**Task goal:** Images are not part of the copy; write out the rest of the data exactly as given.

+++

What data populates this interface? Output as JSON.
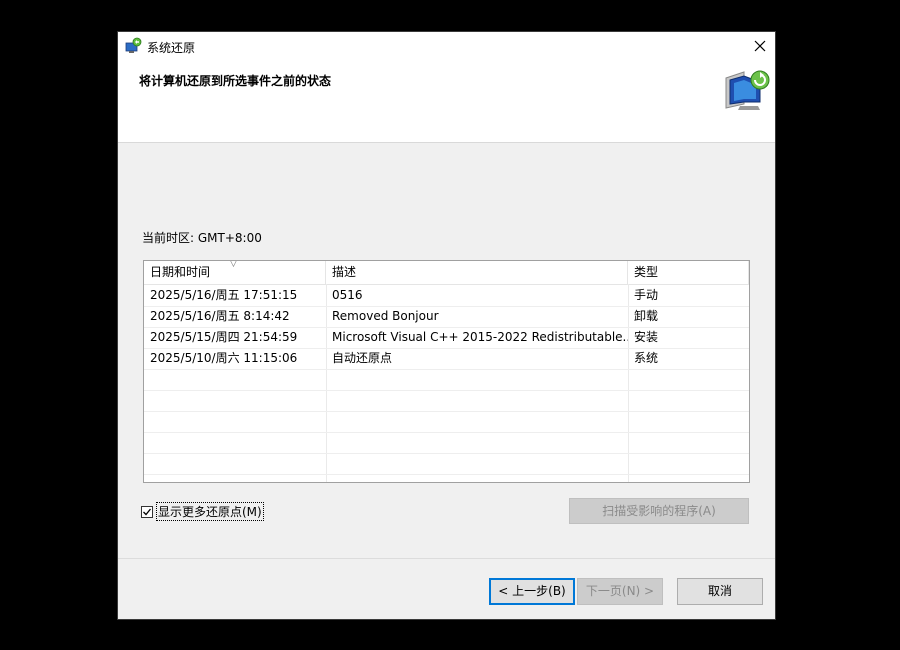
{
  "window": {
    "title": "系统还原"
  },
  "header": {
    "heading": "将计算机还原到所选事件之前的状态"
  },
  "timezone": "当前时区: GMT+8:00",
  "table": {
    "columns": [
      "日期和时间",
      "描述",
      "类型"
    ],
    "rows": [
      {
        "datetime": "2025/5/16/周五 17:51:15",
        "description": "0516",
        "type": "手动"
      },
      {
        "datetime": "2025/5/16/周五 8:14:42",
        "description": "Removed Bonjour",
        "type": "卸载"
      },
      {
        "datetime": "2025/5/15/周四 21:54:59",
        "description": "Microsoft Visual C++ 2015-2022 Redistributable...",
        "type": "安装"
      },
      {
        "datetime": "2025/5/10/周六 11:15:06",
        "description": "自动还原点",
        "type": "系统"
      }
    ]
  },
  "show_more": {
    "label": "显示更多还原点(M)",
    "checked": true
  },
  "buttons": {
    "scan": "扫描受影响的程序(A)",
    "back": "< 上一步(B)",
    "next": "下一页(N) >",
    "cancel": "取消"
  },
  "icons": {
    "close": "close-icon",
    "app": "system-restore-icon",
    "banner": "computer-restore-icon"
  },
  "colors": {
    "accent": "#0078d7",
    "disabled_bg": "#cccccc"
  }
}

+++

**Response:**
What data populates this interface? Output as JSON.
{
  "window": {
    "title": "系统还原"
  },
  "header": {
    "heading": "将计算机还原到所选事件之前的状态"
  },
  "timezone": "当前时区: GMT+8:00",
  "table": {
    "columns": [
      "日期和时间",
      "描述",
      "类型"
    ],
    "rows": [
      {
        "datetime": "2025/5/16/周五 17:51:15",
        "description": "0516",
        "type": "手动"
      },
      {
        "datetime": "2025/5/16/周五 8:14:42",
        "description": "Removed Bonjour",
        "type": "卸载"
      },
      {
        "datetime": "2025/5/15/周四 21:54:59",
        "description": "Microsoft Visual C++ 2015-2022 Redistributable...",
        "type": "安装"
      },
      {
        "datetime": "2025/5/10/周六 11:15:06",
        "description": "自动还原点",
        "type": "系统"
      }
    ]
  },
  "show_more": {
    "label": "显示更多还原点(M)",
    "checked": true
  },
  "buttons": {
    "scan": "扫描受影响的程序(A)",
    "back": "< 上一步(B)",
    "next": "下一页(N) >",
    "cancel": "取消"
  },
  "icons": {
    "close": "close-icon",
    "app": "system-restore-icon",
    "banner": "computer-restore-icon"
  },
  "colors": {
    "accent": "#0078d7",
    "disabled_bg": "#cccccc"
  }
}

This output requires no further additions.